# Dataset:
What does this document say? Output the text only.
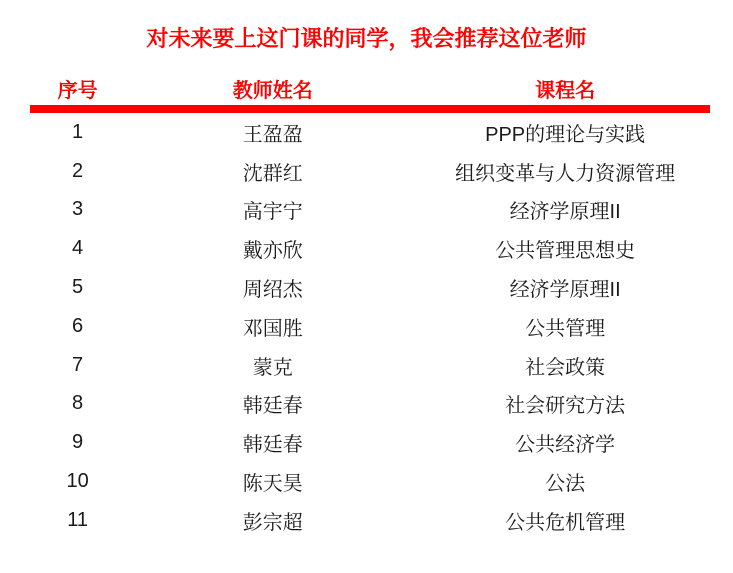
对未来要上这门课的同学，我会推荐这位老师
序号	教师姓名	课程名
1	王盈盈	PPP的理论与实践
2	沈群红	组织变革与人力资源管理
3	高宇宁	经济学原理II
4	戴亦欣	公共管理思想史
5	周绍杰	经济学原理II
6	邓国胜	公共管理
7	蒙克	社会政策
8	韩廷春	社会研究方法
9	韩廷春	公共经济学
10	陈天昊	公法
11	彭宗超	公共危机管理
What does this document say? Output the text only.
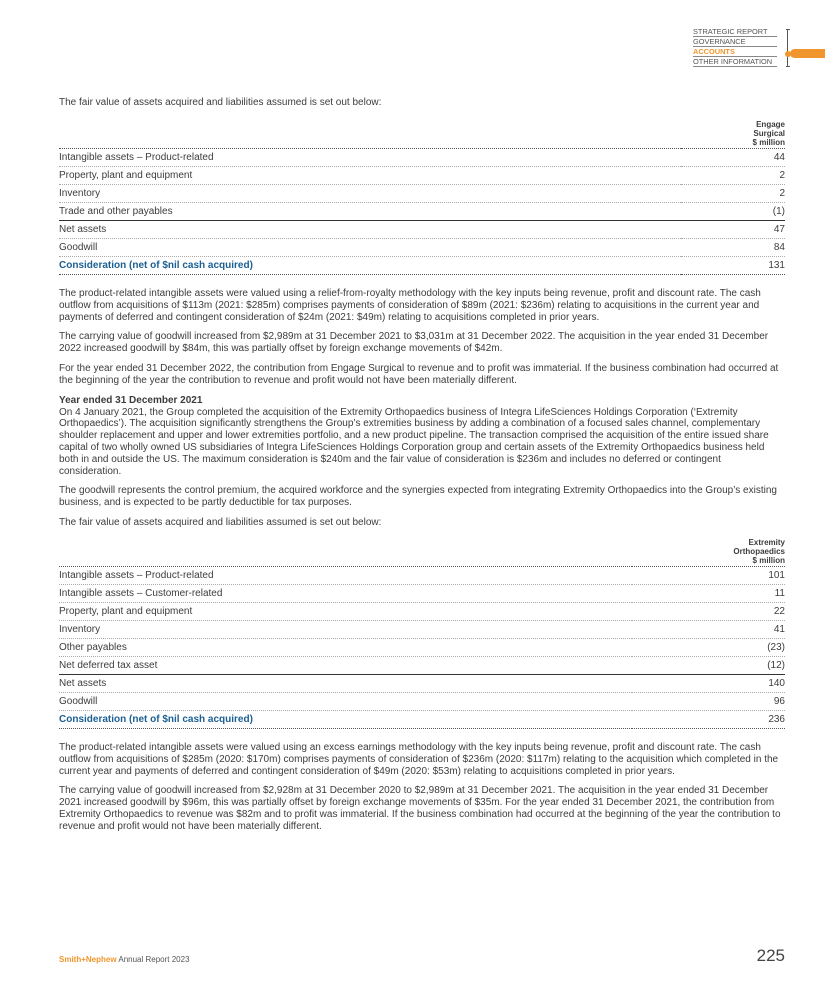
STRATEGIC REPORT
GOVERNANCE
ACCOUNTS
OTHER INFORMATION

The fair value of assets acquired and liabilities assumed is set out below:

	Engage
Surgical
$ million

Intangible assets – Product-related	44
Property, plant and equipment	2
Inventory	2
Trade and other payables	(1)
Net assets	47
Goodwill	84
Consideration (net of $nil cash acquired)	131

The product-related intangible assets were valued using a relief-from-royalty methodology with the key inputs being revenue, profit and discount rate. The cash outflow from acquisitions of $113m (2021: $285m) comprises payments of consideration of $89m (2021: $236m) relating to acquisitions in the current year and payments of deferred and contingent consideration of $24m (2021: $49m) relating to acquisitions completed in prior years.

The carrying value of goodwill increased from $2,989m at 31 December 2021 to $3,031m at 31 December 2022. The acquisition in the year ended 31 December 2022 increased goodwill by $84m, this was partially offset by foreign exchange movements of $42m.

For the year ended 31 December 2022, the contribution from Engage Surgical to revenue and to profit was immaterial. If the business combination had occurred at the beginning of the year the contribution to revenue and profit would not have been materially different.

Year ended 31 December 2021

On 4 January 2021, the Group completed the acquisition of the Extremity Orthopaedics business of Integra LifeSciences Holdings Corporation (‘Extremity Orthopaedics’). The acquisition significantly strengthens the Group’s extremities business by adding a combination of a focused sales channel, complementary shoulder replacement and upper and lower extremities portfolio, and a new product pipeline. The transaction comprised the acquisition of the entire issued share capital of two wholly owned US subsidiaries of Integra LifeSciences Holdings Corporation group and certain assets of the Extremity Orthopaedics business held both in and outside the US. The maximum consideration is $240m and the fair value of consideration is $236m and includes no deferred or contingent consideration.

The goodwill represents the control premium, the acquired workforce and the synergies expected from integrating Extremity Orthopaedics into the Group’s existing business, and is expected to be partly deductible for tax purposes.

The fair value of assets acquired and liabilities assumed is set out below:

	Extremity
Orthopaedics
$ million

Intangible assets – Product-related	101
Intangible assets – Customer-related	11
Property, plant and equipment	22
Inventory	41
Other payables	(23)
Net deferred tax asset	(12)
Net assets	140
Goodwill	96
Consideration (net of $nil cash acquired)	236

The product-related intangible assets were valued using an excess earnings methodology with the key inputs being revenue, profit and discount rate. The cash outflow from acquisitions of $285m (2020: $170m) comprises payments of consideration of $236m (2020: $117m) relating to the acquisition which completed in the current year and payments of deferred and contingent consideration of $49m (2020: $53m) relating to acquisitions completed in prior years.

The carrying value of goodwill increased from $2,928m at 31 December 2020 to $2,989m at 31 December 2021. The acquisition in the year ended 31 December 2021 increased goodwill by $96m, this was partially offset by foreign exchange movements of $35m. For the year ended 31 December 2021, the contribution from Extremity Orthopaedics to revenue was $82m and to profit was immaterial. If the business combination had occurred at the beginning of the year the contribution to revenue and profit would not have been materially different.

Smith+Nephew Annual Report 2023	225
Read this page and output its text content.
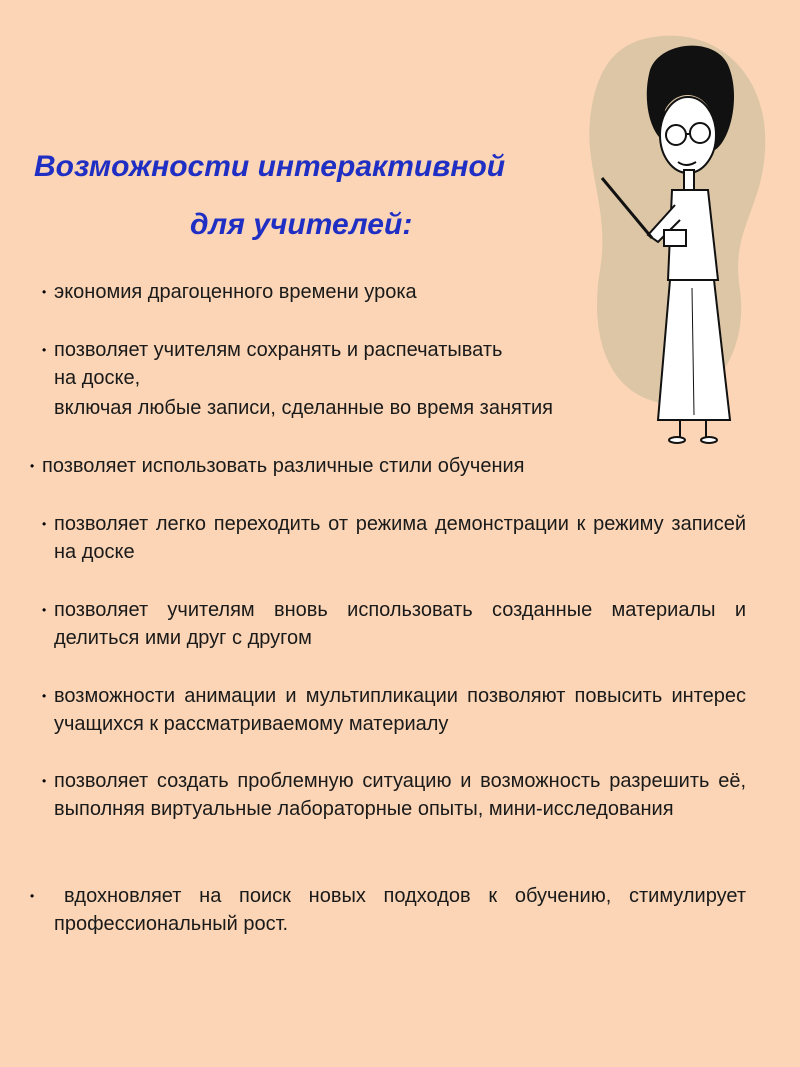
Возможности интерактивной
для учителей:
• экономия драгоценного времени урока

• позволяет учителям сохранять и распечатывать

на доске,

включая любые записи, сделанные во время занятия

• позволяет использовать различные стили обучения

• позволяет легко переходить от режима демонстрации к режиму записей на доске

• позволяет учителям вновь использовать созданные материалы и делиться ими друг с другом

• возможности анимации и мультипликации позволяют повысить интерес учащихся к рассматриваемому материалу

• позволяет создать проблемную ситуацию и возможность разрешить её, выполняя виртуальные лабораторные опыты, мини-исследования

•	вдохновляет на поиск новых подходов к обучению, стимулирует профессиональный рост.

# What needs to be done:
Transcribe every record above exactly, leaving out the pictures.

# Output:
What does this document say? Output the text only.
对未来要上这门课的同学，我会推荐这位老师
序号	教师姓名	课程名
1	王盈盈	PPP的理论与实践
2	沈群红	组织变革与人力资源管理
3	高宇宁	经济学原理II
4	戴亦欣	公共管理思想史
5	周绍杰	经济学原理II
6	邓国胜	公共管理
7	蒙克	社会政策
8	韩廷春	社会研究方法
9	韩廷春	公共经济学
10	陈天昊	公法
11	彭宗超	公共危机管理
What does this document say? Output the text only.
STRATEGIC REPORT
GOVERNANCE
ACCOUNTS
OTHER INFORMATION

The fair value of assets acquired and liabilities assumed is set out below:

	Engage
Surgical
$ million

Intangible assets – Product-related	44
Property, plant and equipment	2
Inventory	2
Trade and other payables	(1)
Net assets	47
Goodwill	84
Consideration (net of $nil cash acquired)	131

The product-related intangible assets were valued using a relief-from-royalty methodology with the key inputs being revenue, profit and discount rate. The cash outflow from acquisitions of $113m (2021: $285m) comprises payments of consideration of $89m (2021: $236m) relating to acquisitions in the current year and payments of deferred and contingent consideration of $24m (2021: $49m) relating to acquisitions completed in prior years.

The carrying value of goodwill increased from $2,989m at 31 December 2021 to $3,031m at 31 December 2022. The acquisition in the year ended 31 December 2022 increased goodwill by $84m, this was partially offset by foreign exchange movements of $42m.

For the year ended 31 December 2022, the contribution from Engage Surgical to revenue and to profit was immaterial. If the business combination had occurred at the beginning of the year the contribution to revenue and profit would not have been materially different.

Year ended 31 December 2021

On 4 January 2021, the Group completed the acquisition of the Extremity Orthopaedics business of Integra LifeSciences Holdings Corporation (‘Extremity Orthopaedics’). The acquisition significantly strengthens the Group’s extremities business by adding a combination of a focused sales channel, complementary shoulder replacement and upper and lower extremities portfolio, and a new product pipeline. The transaction comprised the acquisition of the entire issued share capital of two wholly owned US subsidiaries of Integra LifeSciences Holdings Corporation group and certain assets of the Extremity Orthopaedics business held both in and outside the US. The maximum consideration is $240m and the fair value of consideration is $236m and includes no deferred or contingent consideration.

The goodwill represents the control premium, the acquired workforce and the synergies expected from integrating Extremity Orthopaedics into the Group’s existing business, and is expected to be partly deductible for tax purposes.

The fair value of assets acquired and liabilities assumed is set out below:

	Extremity
Orthopaedics
$ million

Intangible assets – Product-related	101
Intangible assets – Customer-related	11
Property, plant and equipment	22
Inventory	41
Other payables	(23)
Net deferred tax asset	(12)
Net assets	140
Goodwill	96
Consideration (net of $nil cash acquired)	236

The product-related intangible assets were valued using an excess earnings methodology with the key inputs being revenue, profit and discount rate. The cash outflow from acquisitions of $285m (2020: $170m) comprises payments of consideration of $236m (2020: $117m) relating to the acquisition which completed in the current year and payments of deferred and contingent consideration of $49m (2020: $53m) relating to acquisitions completed in prior years.

The carrying value of goodwill increased from $2,928m at 31 December 2020 to $2,989m at 31 December 2021. The acquisition in the year ended 31 December 2021 increased goodwill by $96m, this was partially offset by foreign exchange movements of $35m. For the year ended 31 December 2021, the contribution from Extremity Orthopaedics to revenue was $82m and to profit was immaterial. If the business combination had occurred at the beginning of the year the contribution to revenue and profit would not have been materially different.

Smith+Nephew Annual Report 2023	225
Read this page and output its text content.
Возможности интерактивной
для учителей:
• экономия драгоценного времени урока

• позволяет учителям сохранять и распечатывать

на доске,

включая любые записи, сделанные во время занятия

• позволяет использовать различные стили обучения

• позволяет легко переходить от режима демонстрации к режиму записей на доске

• позволяет учителям вновь использовать созданные материалы и делиться ими друг с другом

• возможности анимации и мультипликации позволяют повысить интерес учащихся к рассматриваемому материалу

• позволяет создать проблемную ситуацию и возможность разрешить её, выполняя виртуальные лабораторные опыты, мини-исследования

•	вдохновляет на поиск новых подходов к обучению, стимулирует профессиональный рост.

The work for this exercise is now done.